What you should do |
Each record is to be transcribed exactly.

* Start Input data *

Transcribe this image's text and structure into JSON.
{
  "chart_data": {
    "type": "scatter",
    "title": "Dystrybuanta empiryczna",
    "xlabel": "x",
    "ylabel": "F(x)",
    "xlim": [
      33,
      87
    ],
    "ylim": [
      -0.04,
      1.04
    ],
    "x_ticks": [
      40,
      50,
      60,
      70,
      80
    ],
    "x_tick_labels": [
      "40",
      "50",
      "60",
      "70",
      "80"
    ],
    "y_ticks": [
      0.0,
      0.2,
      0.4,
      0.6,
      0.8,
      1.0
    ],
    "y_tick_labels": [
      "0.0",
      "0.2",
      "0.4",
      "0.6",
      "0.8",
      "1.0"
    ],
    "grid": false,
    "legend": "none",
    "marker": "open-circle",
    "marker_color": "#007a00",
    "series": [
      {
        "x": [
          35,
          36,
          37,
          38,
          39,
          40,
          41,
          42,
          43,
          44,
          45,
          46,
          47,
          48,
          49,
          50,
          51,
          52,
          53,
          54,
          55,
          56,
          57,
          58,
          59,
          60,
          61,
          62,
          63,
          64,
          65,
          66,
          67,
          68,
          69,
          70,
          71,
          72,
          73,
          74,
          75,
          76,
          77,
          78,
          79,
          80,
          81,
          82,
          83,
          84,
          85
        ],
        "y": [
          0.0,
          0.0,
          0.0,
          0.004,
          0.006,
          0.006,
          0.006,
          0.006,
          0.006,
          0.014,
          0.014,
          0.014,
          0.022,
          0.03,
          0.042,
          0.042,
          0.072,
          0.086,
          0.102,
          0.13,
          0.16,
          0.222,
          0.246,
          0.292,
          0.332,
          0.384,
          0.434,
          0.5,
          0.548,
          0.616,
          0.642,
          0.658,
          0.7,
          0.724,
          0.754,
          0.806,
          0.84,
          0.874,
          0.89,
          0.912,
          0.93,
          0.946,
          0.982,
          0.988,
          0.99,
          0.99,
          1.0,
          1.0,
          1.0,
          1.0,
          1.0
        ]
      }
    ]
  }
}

* End Input data *

Solution to the problem |
Transcribe this image's text and structure into JSON.
{
  "chart_data": {
    "type": "scatter",
    "title": "Dystrybuanta empiryczna",
    "xlabel": "x",
    "ylabel": "F(x)",
    "xlim": [
      33,
      87
    ],
    "ylim": [
      -0.04,
      1.04
    ],
    "x_ticks": [
      40,
      50,
      60,
      70,
      80
    ],
    "x_tick_labels": [
      "40",
      "50",
      "60",
      "70",
      "80"
    ],
    "y_ticks": [
      0.0,
      0.2,
      0.4,
      0.6,
      0.8,
      1.0
    ],
    "y_tick_labels": [
      "0.0",
      "0.2",
      "0.4",
      "0.6",
      "0.8",
      "1.0"
    ],
    "grid": false,
    "legend": "none",
    "marker": "open-circle",
    "marker_color": "#007a00",
    "series": [
      {
        "x": [
          35,
          36,
          37,
          38,
          39,
          40,
          41,
          42,
          43,
          44,
          45,
          46,
          47,
          48,
          49,
          50,
          51,
          52,
          53,
          54,
          55,
          56,
          57,
          58,
          59,
          60,
          61,
          62,
          63,
          64,
          65,
          66,
          67,
          68,
          69,
          70,
          71,
          72,
          73,
          74,
          75,
          76,
          77,
          78,
          79,
          80,
          81,
          82,
          83,
          84,
          85
        ],
        "y": [
          0.0,
          0.0,
          0.0,
          0.004,
          0.006,
          0.006,
          0.006,
          0.006,
          0.006,
          0.014,
          0.014,
          0.014,
          0.022,
          0.03,
          0.042,
          0.042,
          0.072,
          0.086,
          0.102,
          0.13,
          0.16,
          0.222,
          0.246,
          0.292,
          0.332,
          0.384,
          0.434,
          0.5,
          0.548,
          0.616,
          0.642,
          0.658,
          0.7,
          0.724,
          0.754,
          0.806,
          0.84,
          0.874,
          0.89,
          0.912,
          0.93,
          0.946,
          0.982,
          0.988,
          0.99,
          0.99,
          1.0,
          1.0,
          1.0,
          1.0,
          1.0
        ]
      }
    ]
  }
}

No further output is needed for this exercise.